[Source data]
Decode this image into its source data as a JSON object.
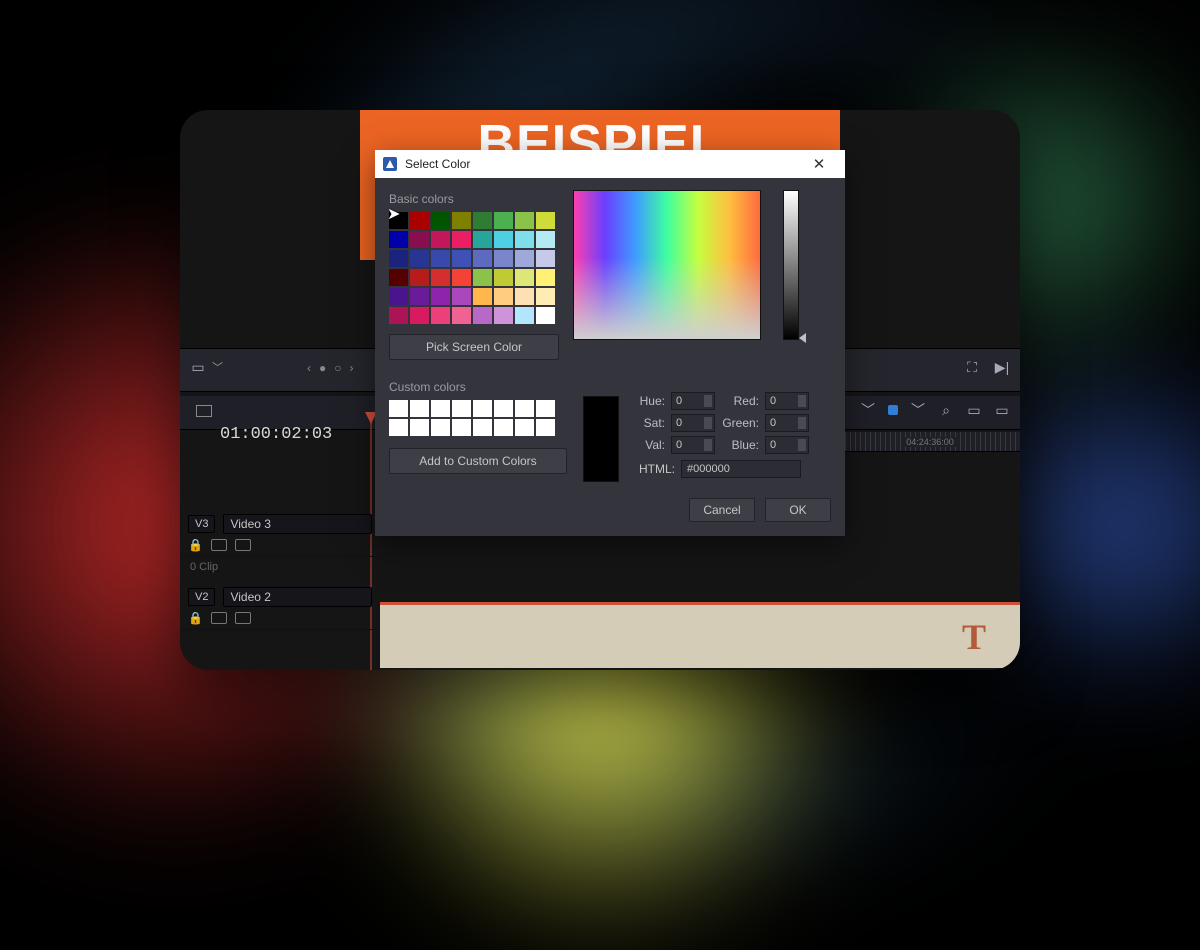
{
  "preview": {
    "text": "BEISPIEL"
  },
  "timecode": "01:00:02:03",
  "ruler_mark": "04:24:36:00",
  "tracks": [
    {
      "tag": "V3",
      "name": "Video 3",
      "subtitle": "0 Clip"
    },
    {
      "tag": "V2",
      "name": "Video 2",
      "subtitle": ""
    }
  ],
  "dialog": {
    "title": "Select Color",
    "basic_label": "Basic colors",
    "custom_label": "Custom colors",
    "pick_btn": "Pick Screen Color",
    "add_btn": "Add to Custom Colors",
    "labels": {
      "hue": "Hue:",
      "sat": "Sat:",
      "val": "Val:",
      "red": "Red:",
      "green": "Green:",
      "blue": "Blue:",
      "html": "HTML:"
    },
    "vals": {
      "hue": "0",
      "sat": "0",
      "val": "0",
      "red": "0",
      "green": "0",
      "blue": "0",
      "html": "#000000"
    },
    "cancel": "Cancel",
    "ok": "OK",
    "basic_colors": [
      "#000000",
      "#aa0000",
      "#005500",
      "#808000",
      "#2e7d32",
      "#4caf50",
      "#8bc34a",
      "#cddc39",
      "#0000aa",
      "#880e4f",
      "#c2185b",
      "#e91e63",
      "#26a69a",
      "#4dd0e1",
      "#80deea",
      "#b2ebf2",
      "#1a237e",
      "#283593",
      "#3949ab",
      "#3f51b5",
      "#5c6bc0",
      "#7986cb",
      "#9fa8da",
      "#c5cae9",
      "#550000",
      "#b71c1c",
      "#d32f2f",
      "#f44336",
      "#8bc34a",
      "#c0ca33",
      "#dce775",
      "#fff176",
      "#4a148c",
      "#6a1b9a",
      "#8e24aa",
      "#ab47bc",
      "#ffb74d",
      "#ffcc80",
      "#ffe0b2",
      "#ffecb3",
      "#ad1457",
      "#d81b60",
      "#ec407a",
      "#f06292",
      "#ba68c8",
      "#ce93d8",
      "#b3e5fc",
      "#ffffff"
    ]
  },
  "clip_glyph": "T"
}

__Request__: Restate the entire listing word for word, excluding pictures.

__Answer__:
Decode this image into its source data as a JSON object.
{
  "preview": {
    "text": "BEISPIEL"
  },
  "timecode": "01:00:02:03",
  "ruler_mark": "04:24:36:00",
  "tracks": [
    {
      "tag": "V3",
      "name": "Video 3",
      "subtitle": "0 Clip"
    },
    {
      "tag": "V2",
      "name": "Video 2",
      "subtitle": ""
    }
  ],
  "dialog": {
    "title": "Select Color",
    "basic_label": "Basic colors",
    "custom_label": "Custom colors",
    "pick_btn": "Pick Screen Color",
    "add_btn": "Add to Custom Colors",
    "labels": {
      "hue": "Hue:",
      "sat": "Sat:",
      "val": "Val:",
      "red": "Red:",
      "green": "Green:",
      "blue": "Blue:",
      "html": "HTML:"
    },
    "vals": {
      "hue": "0",
      "sat": "0",
      "val": "0",
      "red": "0",
      "green": "0",
      "blue": "0",
      "html": "#000000"
    },
    "cancel": "Cancel",
    "ok": "OK",
    "basic_colors": [
      "#000000",
      "#aa0000",
      "#005500",
      "#808000",
      "#2e7d32",
      "#4caf50",
      "#8bc34a",
      "#cddc39",
      "#0000aa",
      "#880e4f",
      "#c2185b",
      "#e91e63",
      "#26a69a",
      "#4dd0e1",
      "#80deea",
      "#b2ebf2",
      "#1a237e",
      "#283593",
      "#3949ab",
      "#3f51b5",
      "#5c6bc0",
      "#7986cb",
      "#9fa8da",
      "#c5cae9",
      "#550000",
      "#b71c1c",
      "#d32f2f",
      "#f44336",
      "#8bc34a",
      "#c0ca33",
      "#dce775",
      "#fff176",
      "#4a148c",
      "#6a1b9a",
      "#8e24aa",
      "#ab47bc",
      "#ffb74d",
      "#ffcc80",
      "#ffe0b2",
      "#ffecb3",
      "#ad1457",
      "#d81b60",
      "#ec407a",
      "#f06292",
      "#ba68c8",
      "#ce93d8",
      "#b3e5fc",
      "#ffffff"
    ]
  },
  "clip_glyph": "T"
}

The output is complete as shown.